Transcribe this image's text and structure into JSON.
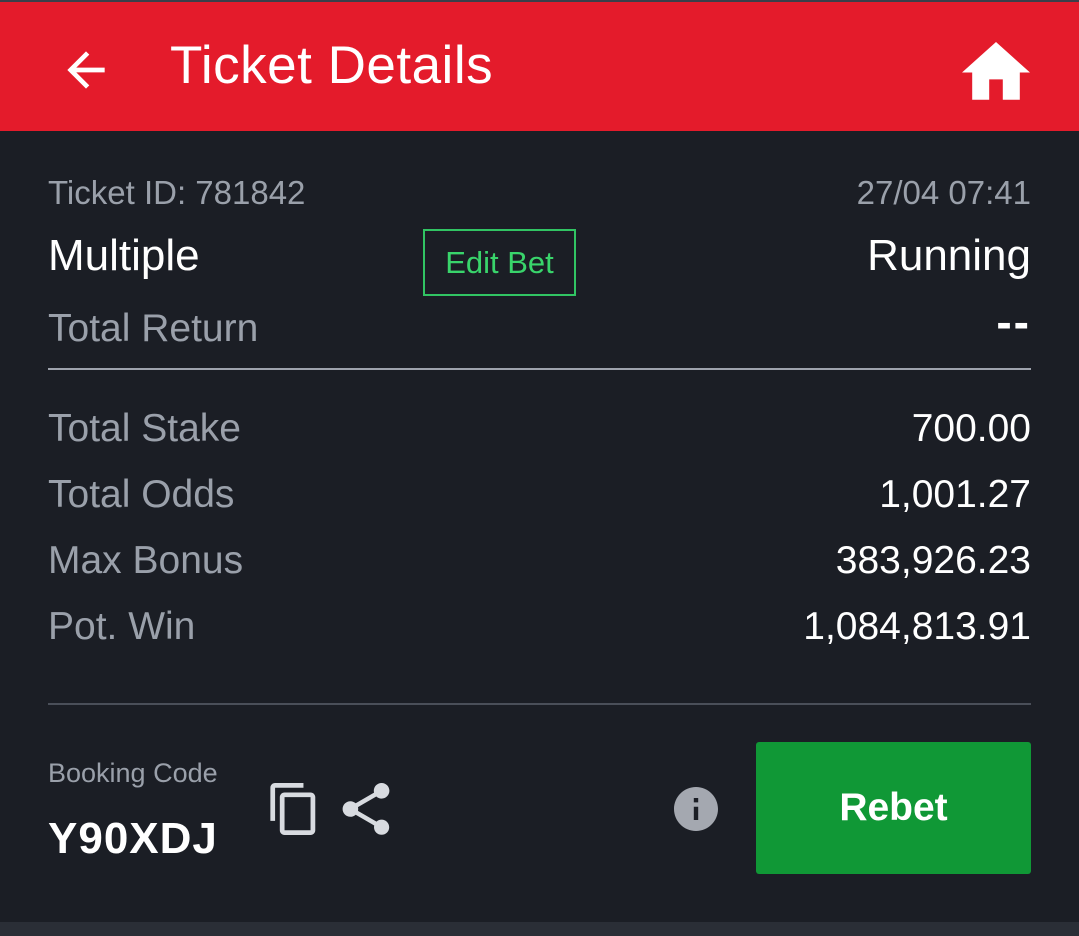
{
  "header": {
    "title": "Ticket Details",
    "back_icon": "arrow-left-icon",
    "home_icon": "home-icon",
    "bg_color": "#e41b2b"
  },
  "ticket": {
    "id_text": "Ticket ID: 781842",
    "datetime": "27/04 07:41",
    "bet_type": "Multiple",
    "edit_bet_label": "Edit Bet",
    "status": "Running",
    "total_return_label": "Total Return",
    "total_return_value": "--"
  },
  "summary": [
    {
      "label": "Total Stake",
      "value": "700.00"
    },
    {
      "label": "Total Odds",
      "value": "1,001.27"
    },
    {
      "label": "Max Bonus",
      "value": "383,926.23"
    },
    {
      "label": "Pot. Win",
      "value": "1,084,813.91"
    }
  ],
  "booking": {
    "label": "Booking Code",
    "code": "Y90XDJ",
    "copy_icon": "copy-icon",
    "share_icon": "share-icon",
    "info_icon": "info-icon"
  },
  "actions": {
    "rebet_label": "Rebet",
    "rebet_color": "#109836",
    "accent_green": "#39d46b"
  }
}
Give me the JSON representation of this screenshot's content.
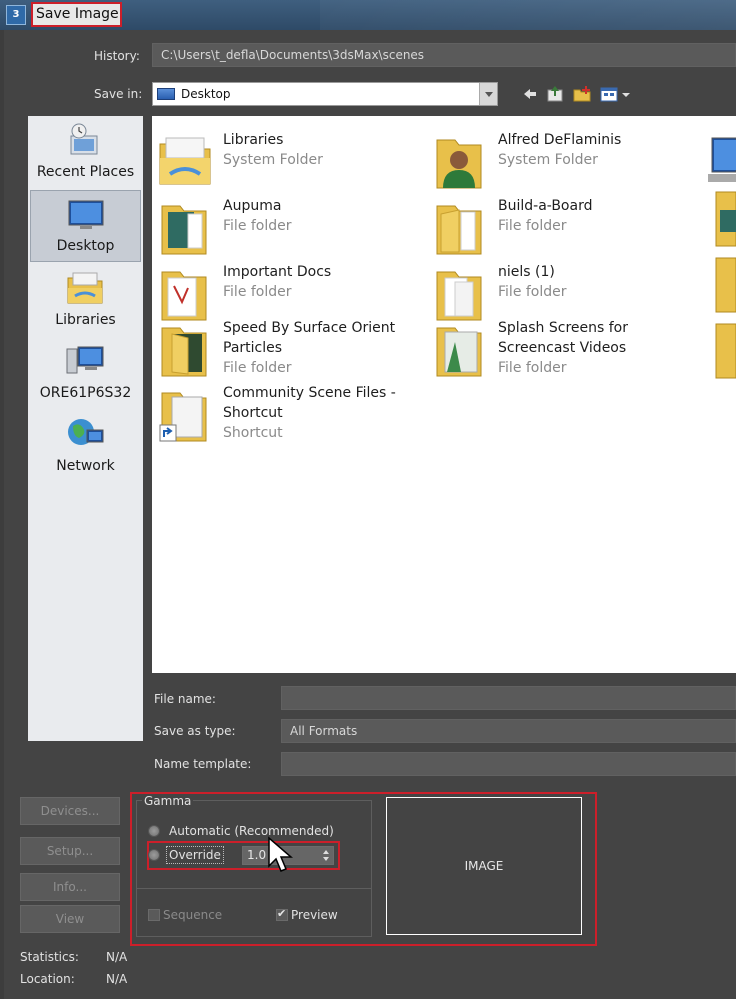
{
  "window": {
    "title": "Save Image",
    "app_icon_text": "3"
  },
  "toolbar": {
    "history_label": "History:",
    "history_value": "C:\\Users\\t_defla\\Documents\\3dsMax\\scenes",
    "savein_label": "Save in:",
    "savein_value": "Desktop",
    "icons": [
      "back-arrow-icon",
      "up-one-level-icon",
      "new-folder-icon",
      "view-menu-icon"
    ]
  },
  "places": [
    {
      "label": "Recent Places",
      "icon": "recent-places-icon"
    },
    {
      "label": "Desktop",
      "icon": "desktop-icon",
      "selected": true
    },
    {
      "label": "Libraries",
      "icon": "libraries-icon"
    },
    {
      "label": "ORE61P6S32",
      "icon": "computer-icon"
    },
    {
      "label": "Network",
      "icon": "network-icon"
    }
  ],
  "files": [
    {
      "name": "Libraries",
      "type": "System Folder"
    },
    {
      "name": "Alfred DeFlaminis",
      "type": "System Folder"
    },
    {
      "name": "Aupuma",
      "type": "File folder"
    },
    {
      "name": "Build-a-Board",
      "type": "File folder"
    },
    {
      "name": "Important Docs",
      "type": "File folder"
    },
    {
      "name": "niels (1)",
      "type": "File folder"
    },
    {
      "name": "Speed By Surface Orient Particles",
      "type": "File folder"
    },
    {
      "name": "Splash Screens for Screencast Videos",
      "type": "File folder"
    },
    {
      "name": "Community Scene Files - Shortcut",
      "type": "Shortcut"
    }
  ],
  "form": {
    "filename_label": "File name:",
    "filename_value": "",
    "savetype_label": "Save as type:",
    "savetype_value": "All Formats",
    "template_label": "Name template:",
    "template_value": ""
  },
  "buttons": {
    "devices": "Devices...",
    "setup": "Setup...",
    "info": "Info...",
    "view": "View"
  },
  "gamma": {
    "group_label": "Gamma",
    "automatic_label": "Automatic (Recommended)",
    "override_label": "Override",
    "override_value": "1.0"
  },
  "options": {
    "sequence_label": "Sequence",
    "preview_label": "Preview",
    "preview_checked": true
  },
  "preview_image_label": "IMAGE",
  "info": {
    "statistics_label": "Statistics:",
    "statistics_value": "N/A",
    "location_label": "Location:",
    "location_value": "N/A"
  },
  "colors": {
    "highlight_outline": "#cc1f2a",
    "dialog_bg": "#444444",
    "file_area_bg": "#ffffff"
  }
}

:::::

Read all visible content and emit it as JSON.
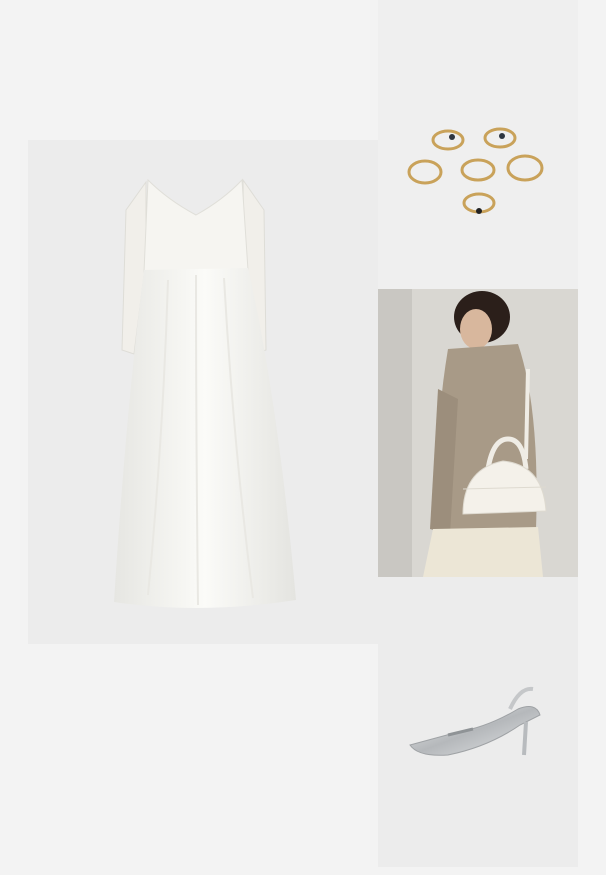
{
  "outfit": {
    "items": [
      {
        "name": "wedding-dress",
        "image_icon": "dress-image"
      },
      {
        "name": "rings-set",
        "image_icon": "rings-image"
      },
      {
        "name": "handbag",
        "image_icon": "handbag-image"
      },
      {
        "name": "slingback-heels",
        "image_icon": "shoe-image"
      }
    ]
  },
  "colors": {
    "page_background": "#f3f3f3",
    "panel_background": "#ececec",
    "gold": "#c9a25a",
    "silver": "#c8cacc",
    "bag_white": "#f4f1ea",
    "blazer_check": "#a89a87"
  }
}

:::::

*TASK DIRECTIONS:* How many lines in the records above hold the word "true"? Give only the number.

*CORRECT ANSWER:* 2